» Requirements
Copy out all the records exactly.

» Entries provided
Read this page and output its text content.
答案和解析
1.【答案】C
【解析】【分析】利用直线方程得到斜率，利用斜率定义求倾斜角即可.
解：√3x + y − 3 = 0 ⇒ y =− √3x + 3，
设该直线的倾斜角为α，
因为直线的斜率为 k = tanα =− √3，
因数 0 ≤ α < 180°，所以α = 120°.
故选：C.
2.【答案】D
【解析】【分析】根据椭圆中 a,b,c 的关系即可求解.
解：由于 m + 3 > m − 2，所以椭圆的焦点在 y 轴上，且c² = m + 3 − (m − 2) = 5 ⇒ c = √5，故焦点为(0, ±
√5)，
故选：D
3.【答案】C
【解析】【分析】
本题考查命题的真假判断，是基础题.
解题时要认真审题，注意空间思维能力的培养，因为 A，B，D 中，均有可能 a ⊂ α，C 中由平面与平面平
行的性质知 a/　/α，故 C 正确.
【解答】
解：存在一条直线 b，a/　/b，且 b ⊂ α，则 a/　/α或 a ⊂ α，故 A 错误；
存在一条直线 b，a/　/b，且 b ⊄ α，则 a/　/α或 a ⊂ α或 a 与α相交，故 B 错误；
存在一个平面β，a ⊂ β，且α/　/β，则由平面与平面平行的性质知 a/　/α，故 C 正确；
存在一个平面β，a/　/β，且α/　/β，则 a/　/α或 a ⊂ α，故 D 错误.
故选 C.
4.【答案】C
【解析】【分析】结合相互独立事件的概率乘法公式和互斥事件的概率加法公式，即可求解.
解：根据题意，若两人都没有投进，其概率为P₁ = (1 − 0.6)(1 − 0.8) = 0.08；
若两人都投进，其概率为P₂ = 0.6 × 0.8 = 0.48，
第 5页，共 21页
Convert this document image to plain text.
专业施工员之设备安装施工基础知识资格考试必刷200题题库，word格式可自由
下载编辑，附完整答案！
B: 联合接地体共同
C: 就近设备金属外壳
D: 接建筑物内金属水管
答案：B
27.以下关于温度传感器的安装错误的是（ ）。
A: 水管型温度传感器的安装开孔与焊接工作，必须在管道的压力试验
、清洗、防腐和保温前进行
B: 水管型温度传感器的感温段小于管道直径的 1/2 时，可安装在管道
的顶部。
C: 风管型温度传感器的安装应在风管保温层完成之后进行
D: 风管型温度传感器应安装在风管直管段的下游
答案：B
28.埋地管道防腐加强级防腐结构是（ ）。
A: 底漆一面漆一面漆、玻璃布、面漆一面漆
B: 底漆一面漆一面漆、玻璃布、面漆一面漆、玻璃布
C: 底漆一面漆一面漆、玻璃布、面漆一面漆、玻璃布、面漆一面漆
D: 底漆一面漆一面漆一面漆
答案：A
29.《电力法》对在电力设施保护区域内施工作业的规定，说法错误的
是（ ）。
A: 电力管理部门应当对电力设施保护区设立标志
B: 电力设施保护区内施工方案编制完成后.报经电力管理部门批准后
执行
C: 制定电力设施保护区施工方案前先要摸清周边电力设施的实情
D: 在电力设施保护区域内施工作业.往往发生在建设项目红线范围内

» Reply
Read this page and output its text content.
答案和解析
1.【答案】C
【解析】【分析】利用直线方程得到斜率，利用斜率定义求倾斜角即可.
解：√3x + y − 3 = 0 ⇒ y =− √3x + 3，
设该直线的倾斜角为α，
因为直线的斜率为 k = tanα =− √3，
因数 0 ≤ α < 180°，所以α = 120°.
故选：C.
2.【答案】D
【解析】【分析】根据椭圆中 a,b,c 的关系即可求解.
解：由于 m + 3 > m − 2，所以椭圆的焦点在 y 轴上，且c² = m + 3 − (m − 2) = 5 ⇒ c = √5，故焦点为(0, ±
√5)，
故选：D
3.【答案】C
【解析】【分析】
本题考查命题的真假判断，是基础题.
解题时要认真审题，注意空间思维能力的培养，因为 A，B，D 中，均有可能 a ⊂ α，C 中由平面与平面平
行的性质知 a/　/α，故 C 正确.
【解答】
解：存在一条直线 b，a/　/b，且 b ⊂ α，则 a/　/α或 a ⊂ α，故 A 错误；
存在一条直线 b，a/　/b，且 b ⊄ α，则 a/　/α或 a ⊂ α或 a 与α相交，故 B 错误；
存在一个平面β，a ⊂ β，且α/　/β，则由平面与平面平行的性质知 a/　/α，故 C 正确；
存在一个平面β，a/　/β，且α/　/β，则 a/　/α或 a ⊂ α，故 D 错误.
故选 C.
4.【答案】C
【解析】【分析】结合相互独立事件的概率乘法公式和互斥事件的概率加法公式，即可求解.
解：根据题意，若两人都没有投进，其概率为P₁ = (1 − 0.6)(1 − 0.8) = 0.08；
若两人都投进，其概率为P₂ = 0.6 × 0.8 = 0.48，
第 5页，共 21页
Convert this document image to plain text.
专业施工员之设备安装施工基础知识资格考试必刷200题题库，word格式可自由
下载编辑，附完整答案！
B: 联合接地体共同
C: 就近设备金属外壳
D: 接建筑物内金属水管
答案：B
27.以下关于温度传感器的安装错误的是（ ）。
A: 水管型温度传感器的安装开孔与焊接工作，必须在管道的压力试验
、清洗、防腐和保温前进行
B: 水管型温度传感器的感温段小于管道直径的 1/2 时，可安装在管道
的顶部。
C: 风管型温度传感器的安装应在风管保温层完成之后进行
D: 风管型温度传感器应安装在风管直管段的下游
答案：B
28.埋地管道防腐加强级防腐结构是（ ）。
A: 底漆一面漆一面漆、玻璃布、面漆一面漆
B: 底漆一面漆一面漆、玻璃布、面漆一面漆、玻璃布
C: 底漆一面漆一面漆、玻璃布、面漆一面漆、玻璃布、面漆一面漆
D: 底漆一面漆一面漆一面漆
答案：A
29.《电力法》对在电力设施保护区域内施工作业的规定，说法错误的
是（ ）。
A: 电力管理部门应当对电力设施保护区设立标志
B: 电力设施保护区内施工方案编制完成后.报经电力管理部门批准后
执行
C: 制定电力设施保护区施工方案前先要摸清周边电力设施的实情
D: 在电力设施保护区域内施工作业.往往发生在建设项目红线范围内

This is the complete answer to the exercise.